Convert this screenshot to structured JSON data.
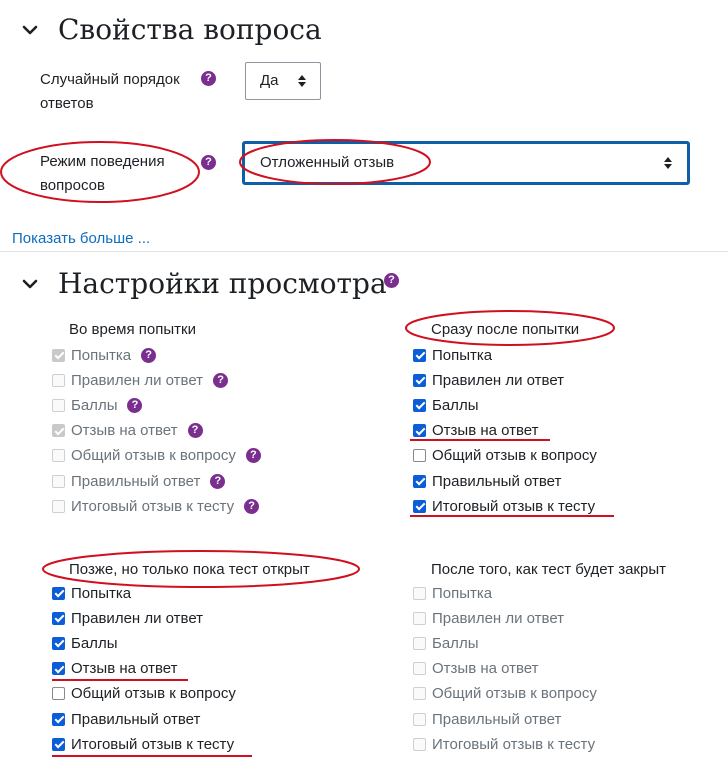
{
  "question_props": {
    "title": "Свойства вопроса",
    "shuffle_label": "Случайный порядок ответов",
    "shuffle_value": "Да",
    "behaviour_label": "Режим поведения вопросов",
    "behaviour_value": "Отложенный отзыв",
    "show_more": "Показать больше ..."
  },
  "review": {
    "title": "Настройки просмотра",
    "columns": [
      {
        "heading": "Во время попытки",
        "options": [
          {
            "label": "Попытка",
            "state": "checked-disabled",
            "help": true
          },
          {
            "label": "Правилен ли ответ",
            "state": "disabled",
            "help": true
          },
          {
            "label": "Баллы",
            "state": "disabled",
            "help": true
          },
          {
            "label": "Отзыв на ответ",
            "state": "checked-disabled",
            "help": true
          },
          {
            "label": "Общий отзыв к вопросу",
            "state": "disabled",
            "help": true
          },
          {
            "label": "Правильный ответ",
            "state": "disabled",
            "help": true
          },
          {
            "label": "Итоговый отзыв к тесту",
            "state": "disabled",
            "help": true
          }
        ]
      },
      {
        "heading": "Сразу после попытки",
        "options": [
          {
            "label": "Попытка",
            "state": "checked"
          },
          {
            "label": "Правилен ли ответ",
            "state": "checked"
          },
          {
            "label": "Баллы",
            "state": "checked"
          },
          {
            "label": "Отзыв на ответ",
            "state": "checked"
          },
          {
            "label": "Общий отзыв к вопросу",
            "state": "unchecked"
          },
          {
            "label": "Правильный ответ",
            "state": "checked"
          },
          {
            "label": "Итоговый отзыв к тесту",
            "state": "checked"
          }
        ]
      },
      {
        "heading": "Позже, но только пока тест открыт",
        "options": [
          {
            "label": "Попытка",
            "state": "checked"
          },
          {
            "label": "Правилен ли ответ",
            "state": "checked"
          },
          {
            "label": "Баллы",
            "state": "checked"
          },
          {
            "label": "Отзыв на ответ",
            "state": "checked"
          },
          {
            "label": "Общий отзыв к вопросу",
            "state": "unchecked"
          },
          {
            "label": "Правильный ответ",
            "state": "checked"
          },
          {
            "label": "Итоговый отзыв к тесту",
            "state": "checked"
          }
        ]
      },
      {
        "heading": "После того, как тест будет закрыт",
        "options": [
          {
            "label": "Попытка",
            "state": "disabled"
          },
          {
            "label": "Правилен ли ответ",
            "state": "disabled"
          },
          {
            "label": "Баллы",
            "state": "disabled"
          },
          {
            "label": "Отзыв на ответ",
            "state": "disabled"
          },
          {
            "label": "Общий отзыв к вопросу",
            "state": "disabled"
          },
          {
            "label": "Правильный ответ",
            "state": "disabled"
          },
          {
            "label": "Итоговый отзыв к тесту",
            "state": "disabled"
          }
        ]
      }
    ]
  },
  "colors": {
    "help_icon": "#7a2e8f",
    "checkbox_checked": "#0b5ed7",
    "link": "#0f6cbf",
    "annotation": "#d0101e",
    "focused_select_border": "#0f5fa8"
  }
}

▶ **Set task**: Skip the pictures and print each record exactly as it stands.

▶ **Solution to the exercise**:
Convert this screenshot to structured JSON data.
{
  "question_props": {
    "title": "Свойства вопроса",
    "shuffle_label": "Случайный порядок ответов",
    "shuffle_value": "Да",
    "behaviour_label": "Режим поведения вопросов",
    "behaviour_value": "Отложенный отзыв",
    "show_more": "Показать больше ..."
  },
  "review": {
    "title": "Настройки просмотра",
    "columns": [
      {
        "heading": "Во время попытки",
        "options": [
          {
            "label": "Попытка",
            "state": "checked-disabled",
            "help": true
          },
          {
            "label": "Правилен ли ответ",
            "state": "disabled",
            "help": true
          },
          {
            "label": "Баллы",
            "state": "disabled",
            "help": true
          },
          {
            "label": "Отзыв на ответ",
            "state": "checked-disabled",
            "help": true
          },
          {
            "label": "Общий отзыв к вопросу",
            "state": "disabled",
            "help": true
          },
          {
            "label": "Правильный ответ",
            "state": "disabled",
            "help": true
          },
          {
            "label": "Итоговый отзыв к тесту",
            "state": "disabled",
            "help": true
          }
        ]
      },
      {
        "heading": "Сразу после попытки",
        "options": [
          {
            "label": "Попытка",
            "state": "checked"
          },
          {
            "label": "Правилен ли ответ",
            "state": "checked"
          },
          {
            "label": "Баллы",
            "state": "checked"
          },
          {
            "label": "Отзыв на ответ",
            "state": "checked"
          },
          {
            "label": "Общий отзыв к вопросу",
            "state": "unchecked"
          },
          {
            "label": "Правильный ответ",
            "state": "checked"
          },
          {
            "label": "Итоговый отзыв к тесту",
            "state": "checked"
          }
        ]
      },
      {
        "heading": "Позже, но только пока тест открыт",
        "options": [
          {
            "label": "Попытка",
            "state": "checked"
          },
          {
            "label": "Правилен ли ответ",
            "state": "checked"
          },
          {
            "label": "Баллы",
            "state": "checked"
          },
          {
            "label": "Отзыв на ответ",
            "state": "checked"
          },
          {
            "label": "Общий отзыв к вопросу",
            "state": "unchecked"
          },
          {
            "label": "Правильный ответ",
            "state": "checked"
          },
          {
            "label": "Итоговый отзыв к тесту",
            "state": "checked"
          }
        ]
      },
      {
        "heading": "После того, как тест будет закрыт",
        "options": [
          {
            "label": "Попытка",
            "state": "disabled"
          },
          {
            "label": "Правилен ли ответ",
            "state": "disabled"
          },
          {
            "label": "Баллы",
            "state": "disabled"
          },
          {
            "label": "Отзыв на ответ",
            "state": "disabled"
          },
          {
            "label": "Общий отзыв к вопросу",
            "state": "disabled"
          },
          {
            "label": "Правильный ответ",
            "state": "disabled"
          },
          {
            "label": "Итоговый отзыв к тесту",
            "state": "disabled"
          }
        ]
      }
    ]
  },
  "colors": {
    "help_icon": "#7a2e8f",
    "checkbox_checked": "#0b5ed7",
    "link": "#0f6cbf",
    "annotation": "#d0101e",
    "focused_select_border": "#0f5fa8"
  }
}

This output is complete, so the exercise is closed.